— Work required —
Look for "человѣкъ" in each line of the entries, and return the matching lines.

— Material provided —
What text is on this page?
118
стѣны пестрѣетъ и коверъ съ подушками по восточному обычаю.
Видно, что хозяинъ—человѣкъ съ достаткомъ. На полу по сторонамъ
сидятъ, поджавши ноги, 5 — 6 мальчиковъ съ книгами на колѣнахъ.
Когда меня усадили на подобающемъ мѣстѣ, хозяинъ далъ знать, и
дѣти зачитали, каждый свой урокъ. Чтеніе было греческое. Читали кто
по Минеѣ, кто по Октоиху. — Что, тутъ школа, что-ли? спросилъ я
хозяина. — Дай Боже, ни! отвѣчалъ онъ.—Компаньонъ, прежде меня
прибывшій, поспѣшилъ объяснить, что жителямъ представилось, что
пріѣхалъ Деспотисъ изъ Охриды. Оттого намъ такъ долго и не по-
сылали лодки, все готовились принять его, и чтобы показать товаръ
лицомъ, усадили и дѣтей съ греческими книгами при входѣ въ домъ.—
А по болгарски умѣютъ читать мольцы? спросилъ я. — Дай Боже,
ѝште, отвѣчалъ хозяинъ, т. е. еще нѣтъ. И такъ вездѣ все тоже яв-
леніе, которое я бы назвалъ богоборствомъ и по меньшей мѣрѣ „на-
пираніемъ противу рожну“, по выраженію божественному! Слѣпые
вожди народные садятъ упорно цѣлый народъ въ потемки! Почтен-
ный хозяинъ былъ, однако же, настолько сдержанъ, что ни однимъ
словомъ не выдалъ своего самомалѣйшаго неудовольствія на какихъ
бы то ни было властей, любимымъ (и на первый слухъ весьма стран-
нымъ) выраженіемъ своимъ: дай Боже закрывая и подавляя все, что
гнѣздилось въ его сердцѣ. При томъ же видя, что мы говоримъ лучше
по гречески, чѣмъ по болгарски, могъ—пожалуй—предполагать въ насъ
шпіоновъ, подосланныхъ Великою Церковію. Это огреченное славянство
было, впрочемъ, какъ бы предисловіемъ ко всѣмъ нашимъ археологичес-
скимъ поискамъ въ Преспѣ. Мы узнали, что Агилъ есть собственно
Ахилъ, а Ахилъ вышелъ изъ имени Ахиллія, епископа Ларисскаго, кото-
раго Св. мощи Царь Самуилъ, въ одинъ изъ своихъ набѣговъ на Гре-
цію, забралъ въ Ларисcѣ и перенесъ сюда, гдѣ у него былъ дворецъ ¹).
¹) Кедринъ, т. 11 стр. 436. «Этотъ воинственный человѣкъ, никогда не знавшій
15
* * *
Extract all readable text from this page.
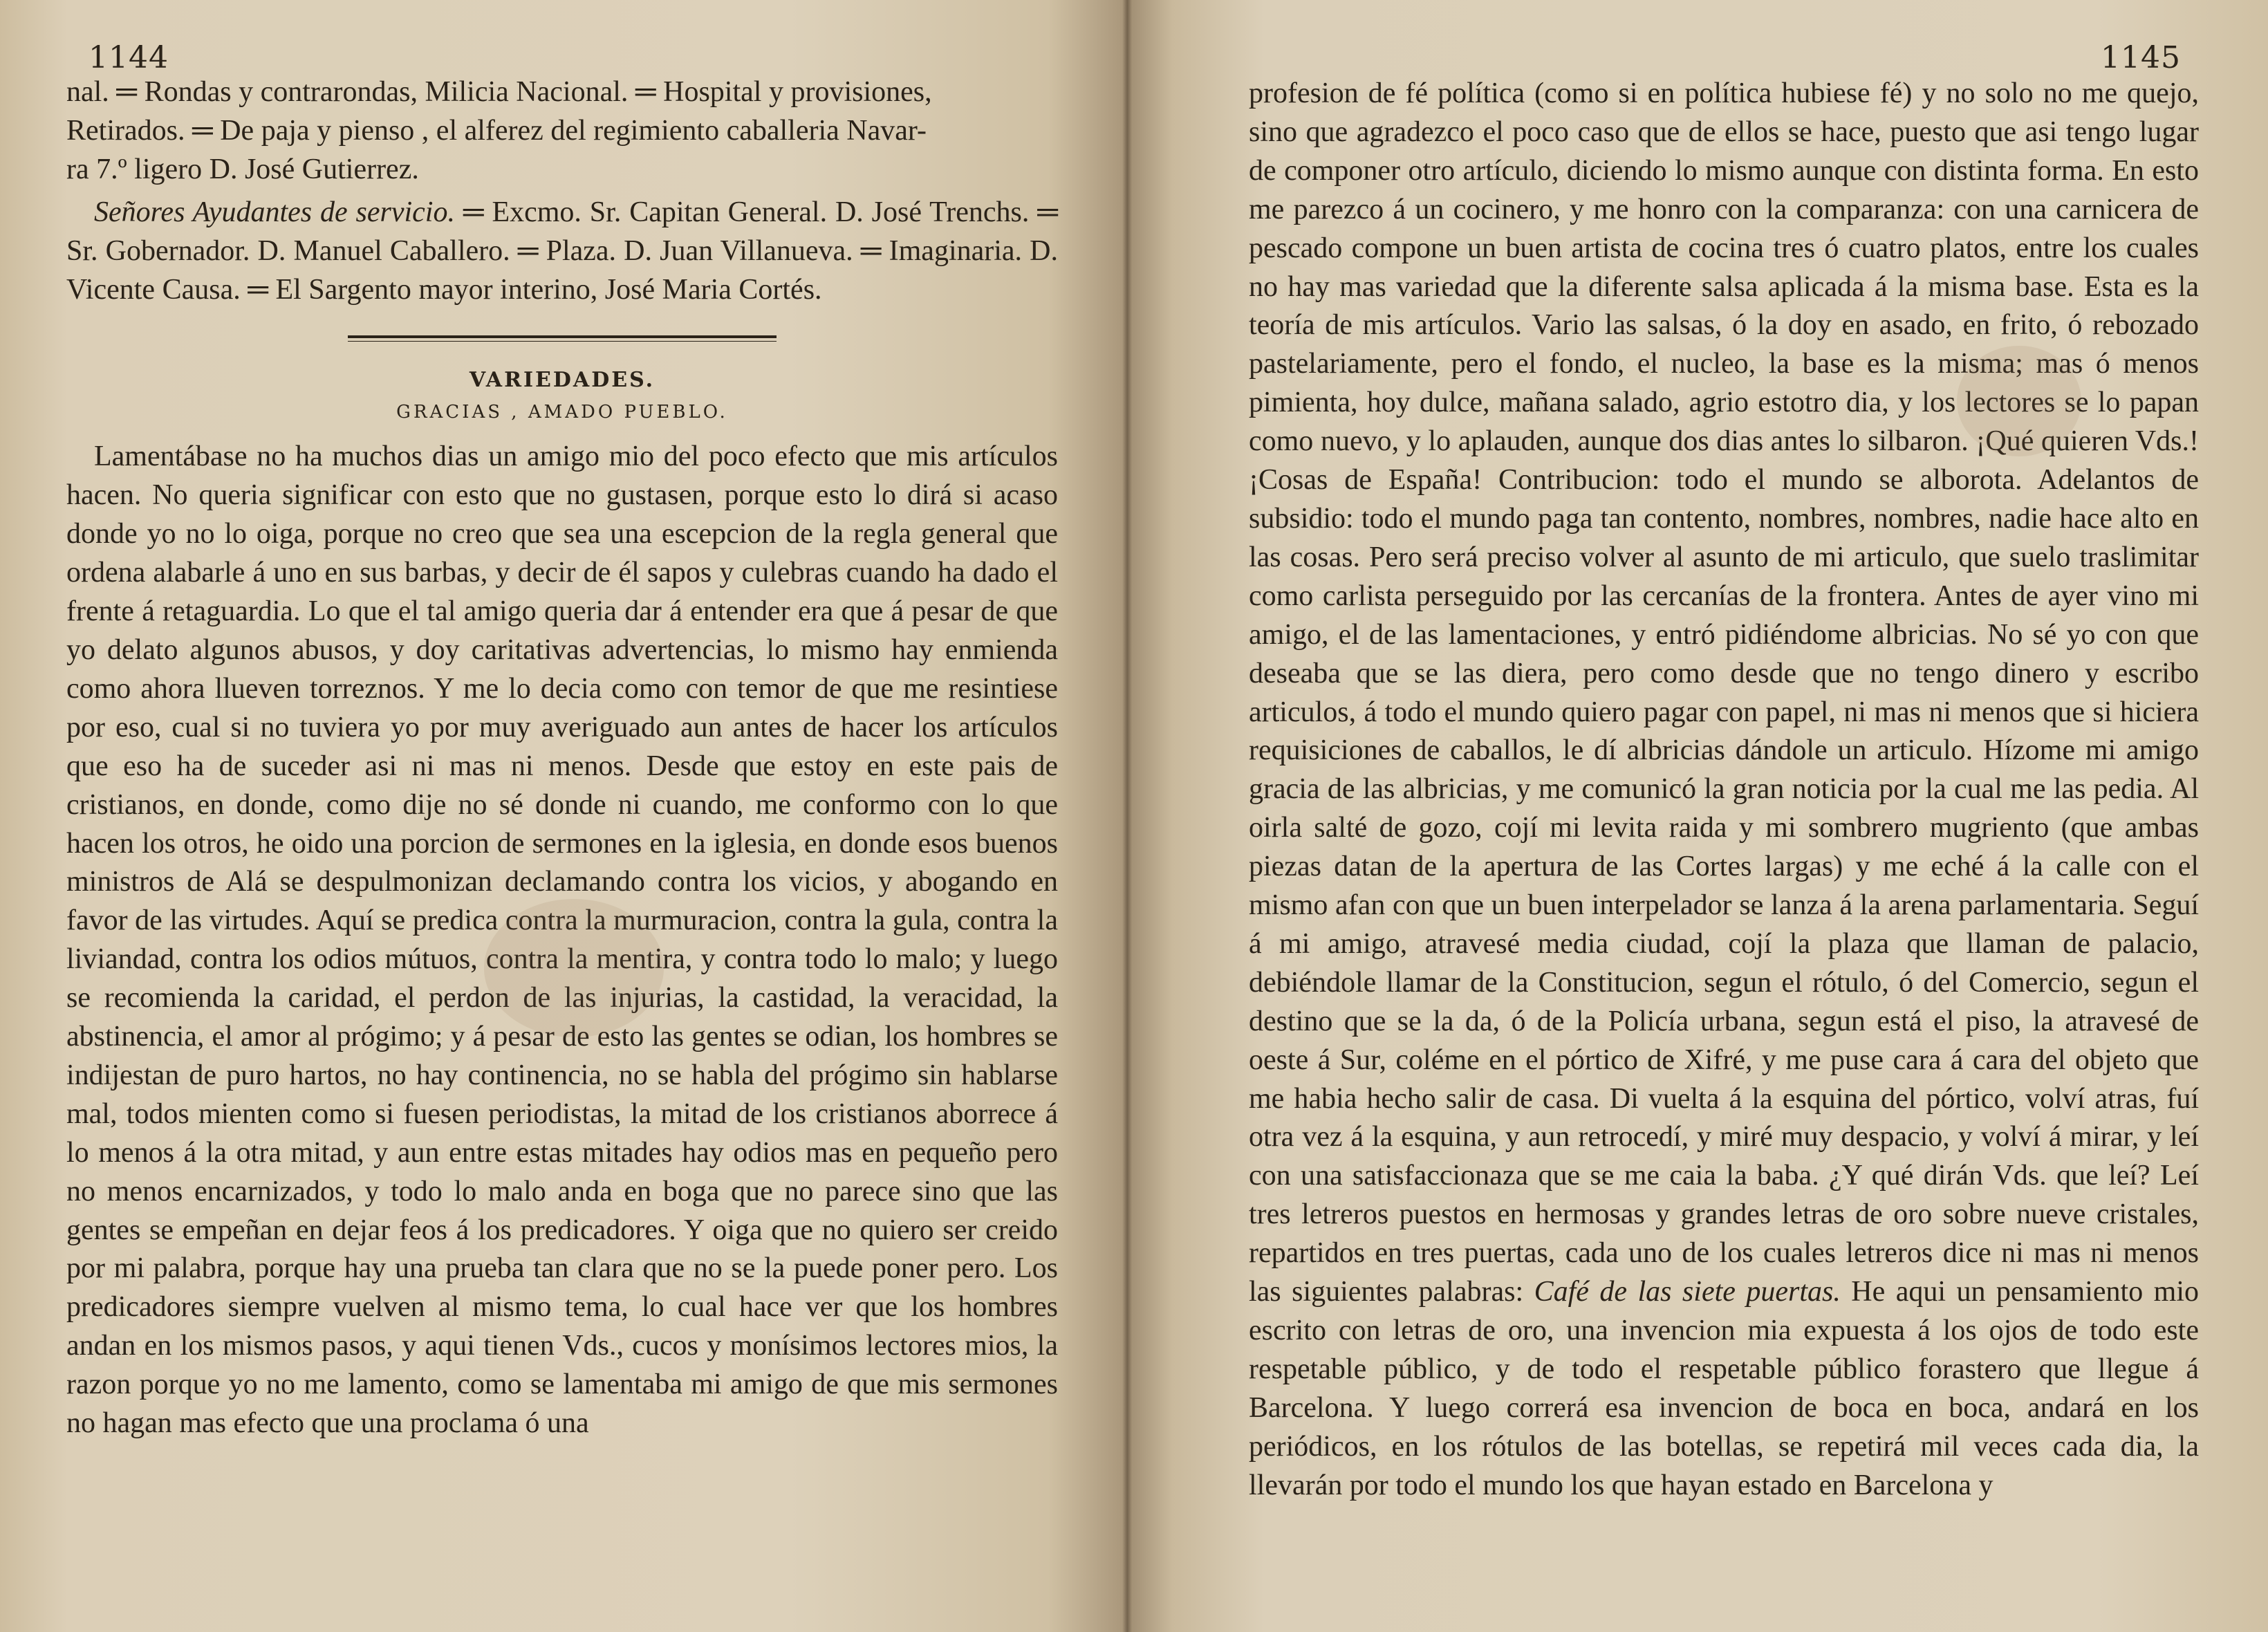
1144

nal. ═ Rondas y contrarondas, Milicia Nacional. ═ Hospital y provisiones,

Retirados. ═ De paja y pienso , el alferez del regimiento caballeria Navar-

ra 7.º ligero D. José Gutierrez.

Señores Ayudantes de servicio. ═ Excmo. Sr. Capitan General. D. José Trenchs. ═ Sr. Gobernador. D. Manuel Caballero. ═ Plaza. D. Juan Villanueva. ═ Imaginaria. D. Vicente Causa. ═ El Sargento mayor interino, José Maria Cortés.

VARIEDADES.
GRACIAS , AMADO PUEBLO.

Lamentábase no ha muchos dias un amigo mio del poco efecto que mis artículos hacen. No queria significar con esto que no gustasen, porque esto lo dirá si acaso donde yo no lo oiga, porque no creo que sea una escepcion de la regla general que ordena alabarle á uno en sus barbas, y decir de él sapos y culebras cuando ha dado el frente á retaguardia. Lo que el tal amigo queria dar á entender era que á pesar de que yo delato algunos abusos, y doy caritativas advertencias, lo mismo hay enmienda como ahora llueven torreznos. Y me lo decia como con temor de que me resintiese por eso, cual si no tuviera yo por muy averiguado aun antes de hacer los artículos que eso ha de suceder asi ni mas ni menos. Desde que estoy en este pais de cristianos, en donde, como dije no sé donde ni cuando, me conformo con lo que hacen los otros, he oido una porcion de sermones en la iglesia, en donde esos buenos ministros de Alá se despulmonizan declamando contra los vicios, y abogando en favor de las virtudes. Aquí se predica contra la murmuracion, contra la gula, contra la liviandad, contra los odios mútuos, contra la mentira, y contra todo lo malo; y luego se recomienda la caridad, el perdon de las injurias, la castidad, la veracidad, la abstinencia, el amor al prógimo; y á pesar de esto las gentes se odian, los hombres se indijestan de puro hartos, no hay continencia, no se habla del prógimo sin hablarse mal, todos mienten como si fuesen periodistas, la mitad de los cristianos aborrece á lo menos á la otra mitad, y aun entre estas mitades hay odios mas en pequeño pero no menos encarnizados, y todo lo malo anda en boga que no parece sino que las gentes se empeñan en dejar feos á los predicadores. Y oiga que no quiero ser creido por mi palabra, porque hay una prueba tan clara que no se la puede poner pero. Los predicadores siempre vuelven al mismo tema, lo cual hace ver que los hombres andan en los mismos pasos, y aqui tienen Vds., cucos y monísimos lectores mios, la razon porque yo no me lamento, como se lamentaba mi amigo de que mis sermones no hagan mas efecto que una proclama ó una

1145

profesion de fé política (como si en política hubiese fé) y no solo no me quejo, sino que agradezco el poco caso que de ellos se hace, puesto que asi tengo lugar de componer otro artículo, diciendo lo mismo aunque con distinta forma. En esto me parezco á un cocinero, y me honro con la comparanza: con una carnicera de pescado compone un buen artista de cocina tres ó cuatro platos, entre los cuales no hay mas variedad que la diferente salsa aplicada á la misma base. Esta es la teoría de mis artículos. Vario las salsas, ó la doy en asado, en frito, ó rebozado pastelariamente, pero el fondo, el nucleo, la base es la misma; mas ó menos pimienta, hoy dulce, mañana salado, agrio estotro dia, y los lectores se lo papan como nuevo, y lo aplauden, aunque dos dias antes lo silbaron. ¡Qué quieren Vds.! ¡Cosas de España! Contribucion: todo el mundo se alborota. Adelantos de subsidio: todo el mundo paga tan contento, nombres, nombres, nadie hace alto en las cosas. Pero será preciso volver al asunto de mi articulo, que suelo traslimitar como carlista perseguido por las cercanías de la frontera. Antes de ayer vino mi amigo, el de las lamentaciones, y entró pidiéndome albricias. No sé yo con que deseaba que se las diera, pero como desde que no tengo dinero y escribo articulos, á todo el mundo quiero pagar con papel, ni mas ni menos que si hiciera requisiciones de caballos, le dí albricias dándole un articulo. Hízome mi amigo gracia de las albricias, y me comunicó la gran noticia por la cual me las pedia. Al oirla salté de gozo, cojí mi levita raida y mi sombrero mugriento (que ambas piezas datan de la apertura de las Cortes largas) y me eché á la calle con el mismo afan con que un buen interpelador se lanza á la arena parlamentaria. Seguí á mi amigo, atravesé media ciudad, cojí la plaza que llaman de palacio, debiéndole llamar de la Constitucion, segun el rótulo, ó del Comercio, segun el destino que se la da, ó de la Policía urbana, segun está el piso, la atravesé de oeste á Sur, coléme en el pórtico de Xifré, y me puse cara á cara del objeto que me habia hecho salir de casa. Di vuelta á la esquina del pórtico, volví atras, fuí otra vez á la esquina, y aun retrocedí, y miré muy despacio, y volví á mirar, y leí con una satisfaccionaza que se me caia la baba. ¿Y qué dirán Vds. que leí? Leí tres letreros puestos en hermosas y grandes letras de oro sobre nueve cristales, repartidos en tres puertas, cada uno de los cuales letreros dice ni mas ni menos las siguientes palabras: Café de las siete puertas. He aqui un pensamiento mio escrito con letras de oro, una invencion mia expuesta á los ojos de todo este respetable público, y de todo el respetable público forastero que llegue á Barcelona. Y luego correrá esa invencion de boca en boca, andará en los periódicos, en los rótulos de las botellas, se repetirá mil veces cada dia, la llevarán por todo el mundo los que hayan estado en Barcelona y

— Finished task —
Видно, что хозяинъ—человѣкъ съ достаткомъ. На полу по сторонамъ
¹) Кедринъ, т. 11 стр. 436. «Этотъ воинственный человѣкъ, никогда не знавшій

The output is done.